SUPPLIED DATA →
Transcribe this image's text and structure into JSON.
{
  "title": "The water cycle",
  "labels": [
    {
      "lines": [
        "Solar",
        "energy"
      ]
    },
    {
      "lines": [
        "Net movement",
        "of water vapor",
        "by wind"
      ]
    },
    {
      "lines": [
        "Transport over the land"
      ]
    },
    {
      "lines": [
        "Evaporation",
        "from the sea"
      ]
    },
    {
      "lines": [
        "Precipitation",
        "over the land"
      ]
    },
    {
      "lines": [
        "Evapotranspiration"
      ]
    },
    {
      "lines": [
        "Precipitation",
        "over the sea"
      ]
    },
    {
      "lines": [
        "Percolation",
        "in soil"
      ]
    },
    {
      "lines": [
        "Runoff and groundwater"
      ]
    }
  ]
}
...
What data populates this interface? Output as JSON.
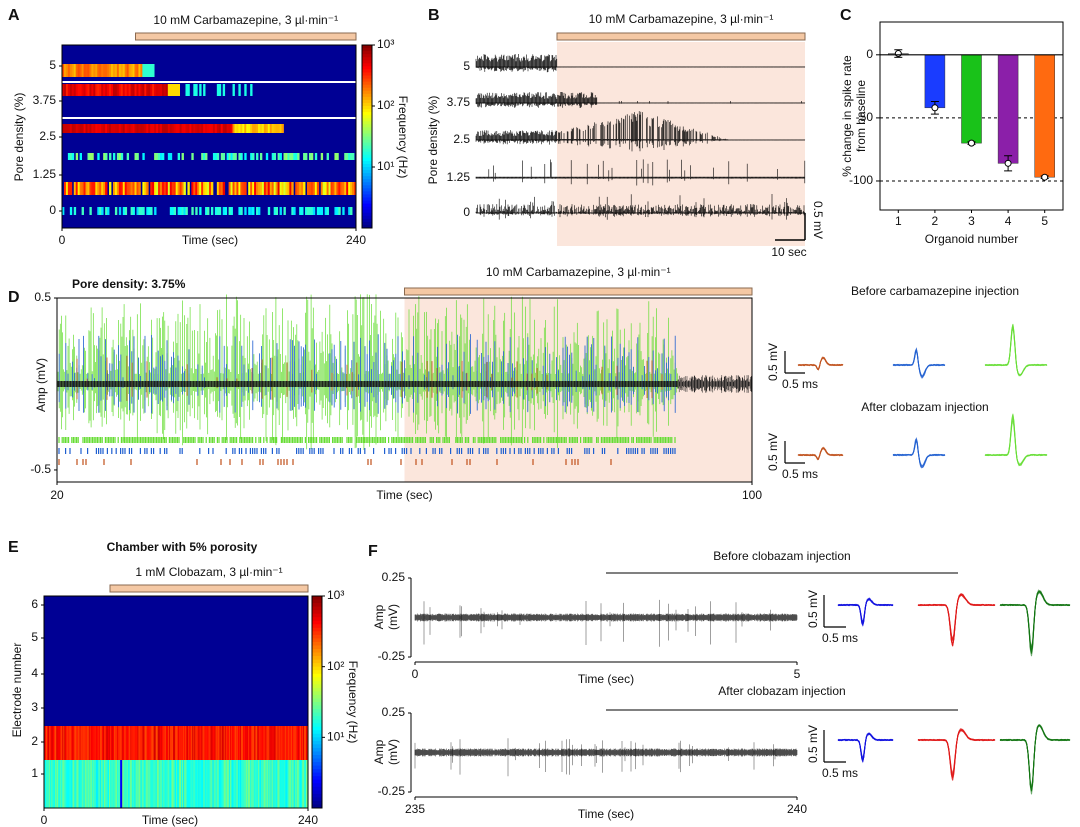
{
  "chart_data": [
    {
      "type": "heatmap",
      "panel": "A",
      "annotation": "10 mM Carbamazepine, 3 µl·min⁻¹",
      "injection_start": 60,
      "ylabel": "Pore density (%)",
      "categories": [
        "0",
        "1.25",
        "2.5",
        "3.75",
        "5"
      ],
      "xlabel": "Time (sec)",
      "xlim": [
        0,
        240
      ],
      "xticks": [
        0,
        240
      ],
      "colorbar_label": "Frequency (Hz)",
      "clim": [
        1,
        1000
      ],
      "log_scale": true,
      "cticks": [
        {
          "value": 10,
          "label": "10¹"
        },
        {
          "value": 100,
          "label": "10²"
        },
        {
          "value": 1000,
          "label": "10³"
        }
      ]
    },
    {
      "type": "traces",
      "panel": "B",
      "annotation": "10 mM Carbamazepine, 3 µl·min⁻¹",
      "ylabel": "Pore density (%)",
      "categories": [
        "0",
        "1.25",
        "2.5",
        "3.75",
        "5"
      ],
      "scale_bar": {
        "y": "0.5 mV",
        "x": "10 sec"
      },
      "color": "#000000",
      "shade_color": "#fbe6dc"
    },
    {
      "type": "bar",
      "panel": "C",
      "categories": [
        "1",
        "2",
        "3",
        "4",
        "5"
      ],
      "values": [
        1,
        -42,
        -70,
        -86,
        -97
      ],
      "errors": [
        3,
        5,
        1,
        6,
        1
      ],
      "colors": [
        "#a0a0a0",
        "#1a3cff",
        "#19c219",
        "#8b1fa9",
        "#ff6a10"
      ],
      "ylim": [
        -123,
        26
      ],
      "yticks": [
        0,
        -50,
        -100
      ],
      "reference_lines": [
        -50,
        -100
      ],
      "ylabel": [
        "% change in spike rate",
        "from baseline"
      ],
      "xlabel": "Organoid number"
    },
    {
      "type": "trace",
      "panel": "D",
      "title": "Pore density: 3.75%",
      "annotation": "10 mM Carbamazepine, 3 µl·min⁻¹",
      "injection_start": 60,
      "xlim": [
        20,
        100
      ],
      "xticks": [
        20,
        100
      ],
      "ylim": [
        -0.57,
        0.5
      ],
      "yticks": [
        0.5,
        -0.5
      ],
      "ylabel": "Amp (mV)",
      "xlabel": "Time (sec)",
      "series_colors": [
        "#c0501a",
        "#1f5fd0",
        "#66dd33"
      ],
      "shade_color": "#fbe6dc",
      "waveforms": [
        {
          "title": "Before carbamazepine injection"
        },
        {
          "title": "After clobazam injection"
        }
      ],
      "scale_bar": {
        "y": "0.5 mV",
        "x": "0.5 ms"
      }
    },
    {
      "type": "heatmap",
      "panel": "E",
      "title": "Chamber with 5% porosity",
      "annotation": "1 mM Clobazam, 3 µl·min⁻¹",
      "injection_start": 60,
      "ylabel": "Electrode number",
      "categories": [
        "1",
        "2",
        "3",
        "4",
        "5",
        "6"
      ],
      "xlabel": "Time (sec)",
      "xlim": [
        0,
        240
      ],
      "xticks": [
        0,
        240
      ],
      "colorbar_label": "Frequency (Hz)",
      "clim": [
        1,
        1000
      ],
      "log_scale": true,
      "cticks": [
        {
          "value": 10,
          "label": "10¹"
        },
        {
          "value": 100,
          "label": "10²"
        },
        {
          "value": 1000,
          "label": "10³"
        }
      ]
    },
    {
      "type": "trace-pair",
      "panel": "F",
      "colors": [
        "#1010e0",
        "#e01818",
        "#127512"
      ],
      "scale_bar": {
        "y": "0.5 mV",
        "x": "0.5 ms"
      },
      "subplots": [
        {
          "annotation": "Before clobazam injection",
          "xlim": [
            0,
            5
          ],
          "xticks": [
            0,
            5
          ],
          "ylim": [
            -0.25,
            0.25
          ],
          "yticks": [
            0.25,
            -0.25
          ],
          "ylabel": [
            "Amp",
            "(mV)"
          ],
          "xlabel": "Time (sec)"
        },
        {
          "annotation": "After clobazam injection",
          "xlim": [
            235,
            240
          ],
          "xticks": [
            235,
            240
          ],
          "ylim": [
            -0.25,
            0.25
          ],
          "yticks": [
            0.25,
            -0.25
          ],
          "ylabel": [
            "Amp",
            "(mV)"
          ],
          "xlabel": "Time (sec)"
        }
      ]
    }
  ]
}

EXERCISE AIM → Gather all the lines that include the word "title" and copy them out.

WORKED ANSWER →
  "title": "The water cycle",
      "title": "Pore density: 3.75%",
          "title": "Before carbamazepine injection"
          "title": "After clobazam injection"
      "title": "Chamber with 5% porosity",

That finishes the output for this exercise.